■ RECORDS PROVIDED
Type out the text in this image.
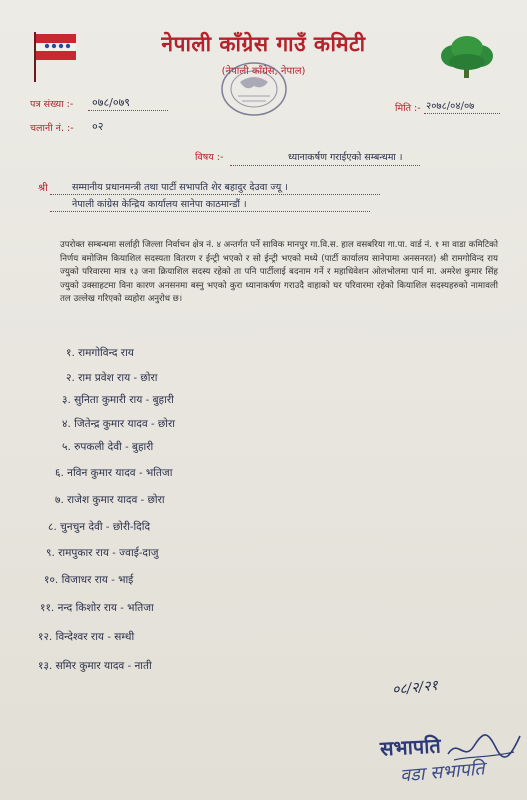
नेपाली काँग्रेस गाउँ कमिटी
(नेपाली काँग्रेस, नेपाल)
पत्र संख्या :- ०७८/०७९
चलानी नं. :- ०२
मिति :- २०७८/०४/०७
विषय :-	ध्यानाकर्षण गराईएको सम्बन्धमा ।
श्री	सम्मानीय प्रधानमन्त्री तथा पार्टी सभापति शेर बहादुर देउवा ज्यू ।
नेपाली कांग्रेस केन्द्रिय कार्यालय सानेपा काठमान्डौं ।
उपरोक्त सम्बन्धमा सर्लाही जिल्ला निर्वाचन क्षेत्र नं. ४ अन्तर्गत पर्ने साविक मानपुर गा.वि.स. हाल वसबरिया गा.पा. वार्ड नं. १ मा वाडा कमिटिको निर्णय बमोजिम कियाशिल सदस्यता वितरण र ईन्ट्री भएको र सो ईन्ट्री भएको मध्ये (पार्टी कार्यालय सानेपामा अनसनरत) श्री रामगोविन्द राय ज्युको परिवारमा मात्र १३ जना क्रियाशिल सदस्य रहेको ता पनि पार्टीलाई बदनाम गर्ने र महाधिवेशन ओलभोलमा पार्न मा. अमरेश कुमार सिंह ज्युको उक्साहटमा विना कारण अनसनमा बस्नु भएको कुरा ध्यानाकर्षण गराउदै वाहाको घर परिवारमा रहेको कियाशिल सदस्यहरुको नामावली तल उल्लेख गरिएको व्यहोरा अनुरोध छ।
१. रामगोविन्द राय
२. राम प्रवेश राय - छोरा
३. सुनिता कुमारी राय - बुहारी
४. जितेन्द्र कुमार यादव - छोरा
५. रुपकली देवी - बुहारी
६. नविन कुमार यादव - भतिजा
७. राजेश कुमार यादव - छोरा
८. चुनचुन देवी - छोरी-दिदि
९. रामपुकार राय - ज्वाई-दाजु
१०. विजाधर राय - भाई
११. नन्द किशोर राय - भतिजा
१२. विन्देश्वर राय - सम्धी
१३. समिर कुमार यादव - नाती
०८/२/२१
सभापति
वडा सभापति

■ PROBLEM
Exclude the pictures. Write out the remaining data exactly.

■ FULL SOLUTION
Type out the text in this image.
नेपाली काँग्रेस गाउँ कमिटी
(नेपाली काँग्रेस, नेपाल)
पत्र संख्या :- ०७८/०७९
चलानी नं. :- ०२
मिति :- २०७८/०४/०७
विषय :-	ध्यानाकर्षण गराईएको सम्बन्धमा ।
श्री	सम्मानीय प्रधानमन्त्री तथा पार्टी सभापति शेर बहादुर देउवा ज्यू ।
नेपाली कांग्रेस केन्द्रिय कार्यालय सानेपा काठमान्डौं ।
उपरोक्त सम्बन्धमा सर्लाही जिल्ला निर्वाचन क्षेत्र नं. ४ अन्तर्गत पर्ने साविक मानपुर गा.वि.स. हाल वसबरिया गा.पा. वार्ड नं. १ मा वाडा कमिटिको निर्णय बमोजिम कियाशिल सदस्यता वितरण र ईन्ट्री भएको र सो ईन्ट्री भएको मध्ये (पार्टी कार्यालय सानेपामा अनसनरत) श्री रामगोविन्द राय ज्युको परिवारमा मात्र १३ जना क्रियाशिल सदस्य रहेको ता पनि पार्टीलाई बदनाम गर्ने र महाधिवेशन ओलभोलमा पार्न मा. अमरेश कुमार सिंह ज्युको उक्साहटमा विना कारण अनसनमा बस्नु भएको कुरा ध्यानाकर्षण गराउदै वाहाको घर परिवारमा रहेको कियाशिल सदस्यहरुको नामावली तल उल्लेख गरिएको व्यहोरा अनुरोध छ।
१. रामगोविन्द राय
२. राम प्रवेश राय - छोरा
३. सुनिता कुमारी राय - बुहारी
४. जितेन्द्र कुमार यादव - छोरा
५. रुपकली देवी - बुहारी
६. नविन कुमार यादव - भतिजा
७. राजेश कुमार यादव - छोरा
८. चुनचुन देवी - छोरी-दिदि
९. रामपुकार राय - ज्वाई-दाजु
१०. विजाधर राय - भाई
११. नन्द किशोर राय - भतिजा
१२. विन्देश्वर राय - सम्धी
१३. समिर कुमार यादव - नाती
०८/२/२१
सभापति
वडा सभापति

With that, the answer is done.